SHORT PROBLEM:
Write out all the data again, exactly as it stands.

ROWS:
┏━━

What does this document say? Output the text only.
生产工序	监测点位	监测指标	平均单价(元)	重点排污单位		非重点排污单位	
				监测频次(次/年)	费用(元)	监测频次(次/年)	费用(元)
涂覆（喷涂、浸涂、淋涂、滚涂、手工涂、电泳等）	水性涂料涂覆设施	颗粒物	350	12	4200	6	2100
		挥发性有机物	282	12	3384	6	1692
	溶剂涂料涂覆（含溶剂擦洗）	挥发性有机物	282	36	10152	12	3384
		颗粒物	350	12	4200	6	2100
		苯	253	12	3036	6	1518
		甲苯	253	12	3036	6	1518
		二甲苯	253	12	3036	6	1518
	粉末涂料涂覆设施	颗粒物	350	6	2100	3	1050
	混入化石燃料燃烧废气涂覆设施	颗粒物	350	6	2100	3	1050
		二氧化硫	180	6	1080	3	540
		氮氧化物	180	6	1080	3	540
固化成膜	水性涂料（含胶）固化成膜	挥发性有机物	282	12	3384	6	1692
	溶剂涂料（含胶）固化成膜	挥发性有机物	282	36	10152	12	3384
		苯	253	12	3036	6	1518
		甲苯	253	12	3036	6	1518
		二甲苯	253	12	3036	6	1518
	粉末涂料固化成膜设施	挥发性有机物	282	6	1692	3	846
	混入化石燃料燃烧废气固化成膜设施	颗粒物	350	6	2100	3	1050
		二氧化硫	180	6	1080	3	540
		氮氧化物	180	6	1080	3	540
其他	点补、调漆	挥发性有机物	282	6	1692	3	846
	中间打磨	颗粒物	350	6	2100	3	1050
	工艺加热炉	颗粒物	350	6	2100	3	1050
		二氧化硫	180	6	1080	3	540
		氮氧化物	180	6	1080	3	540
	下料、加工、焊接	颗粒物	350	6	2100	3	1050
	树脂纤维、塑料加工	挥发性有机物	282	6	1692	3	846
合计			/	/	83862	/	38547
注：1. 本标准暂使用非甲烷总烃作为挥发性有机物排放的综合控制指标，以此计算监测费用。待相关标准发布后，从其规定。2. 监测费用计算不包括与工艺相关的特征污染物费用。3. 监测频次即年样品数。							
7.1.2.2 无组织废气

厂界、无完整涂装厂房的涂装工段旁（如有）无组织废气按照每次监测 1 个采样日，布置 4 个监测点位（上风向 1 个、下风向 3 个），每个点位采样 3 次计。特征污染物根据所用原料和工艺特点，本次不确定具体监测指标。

┗━━

RESPONSE TO THE TASK:
What does this document say? Output the text only.
生产工序	监测点位	监测指标	平均单价(元)	重点排污单位		非重点排污单位	
				监测频次(次/年)	费用(元)	监测频次(次/年)	费用(元)
涂覆（喷涂、浸涂、淋涂、滚涂、手工涂、电泳等）	水性涂料涂覆设施	颗粒物	350	12	4200	6	2100
		挥发性有机物	282	12	3384	6	1692
	溶剂涂料涂覆（含溶剂擦洗）	挥发性有机物	282	36	10152	12	3384
		颗粒物	350	12	4200	6	2100
		苯	253	12	3036	6	1518
		甲苯	253	12	3036	6	1518
		二甲苯	253	12	3036	6	1518
	粉末涂料涂覆设施	颗粒物	350	6	2100	3	1050
	混入化石燃料燃烧废气涂覆设施	颗粒物	350	6	2100	3	1050
		二氧化硫	180	6	1080	3	540
		氮氧化物	180	6	1080	3	540
固化成膜	水性涂料（含胶）固化成膜	挥发性有机物	282	12	3384	6	1692
	溶剂涂料（含胶）固化成膜	挥发性有机物	282	36	10152	12	3384
		苯	253	12	3036	6	1518
		甲苯	253	12	3036	6	1518
		二甲苯	253	12	3036	6	1518
	粉末涂料固化成膜设施	挥发性有机物	282	6	1692	3	846
	混入化石燃料燃烧废气固化成膜设施	颗粒物	350	6	2100	3	1050
		二氧化硫	180	6	1080	3	540
		氮氧化物	180	6	1080	3	540
其他	点补、调漆	挥发性有机物	282	6	1692	3	846
	中间打磨	颗粒物	350	6	2100	3	1050
	工艺加热炉	颗粒物	350	6	2100	3	1050
		二氧化硫	180	6	1080	3	540
		氮氧化物	180	6	1080	3	540
	下料、加工、焊接	颗粒物	350	6	2100	3	1050
	树脂纤维、塑料加工	挥发性有机物	282	6	1692	3	846
合计			/	/	83862	/	38547
注：1. 本标准暂使用非甲烷总烃作为挥发性有机物排放的综合控制指标，以此计算监测费用。待相关标准发布后，从其规定。2. 监测费用计算不包括与工艺相关的特征污染物费用。3. 监测频次即年样品数。							
7.1.2.2 无组织废气

厂界、无完整涂装厂房的涂装工段旁（如有）无组织废气按照每次监测 1 个采样日，布置 4 个监测点位（上风向 1 个、下风向 3 个），每个点位采样 3 次计。特征污染物根据所用原料和工艺特点，本次不确定具体监测指标。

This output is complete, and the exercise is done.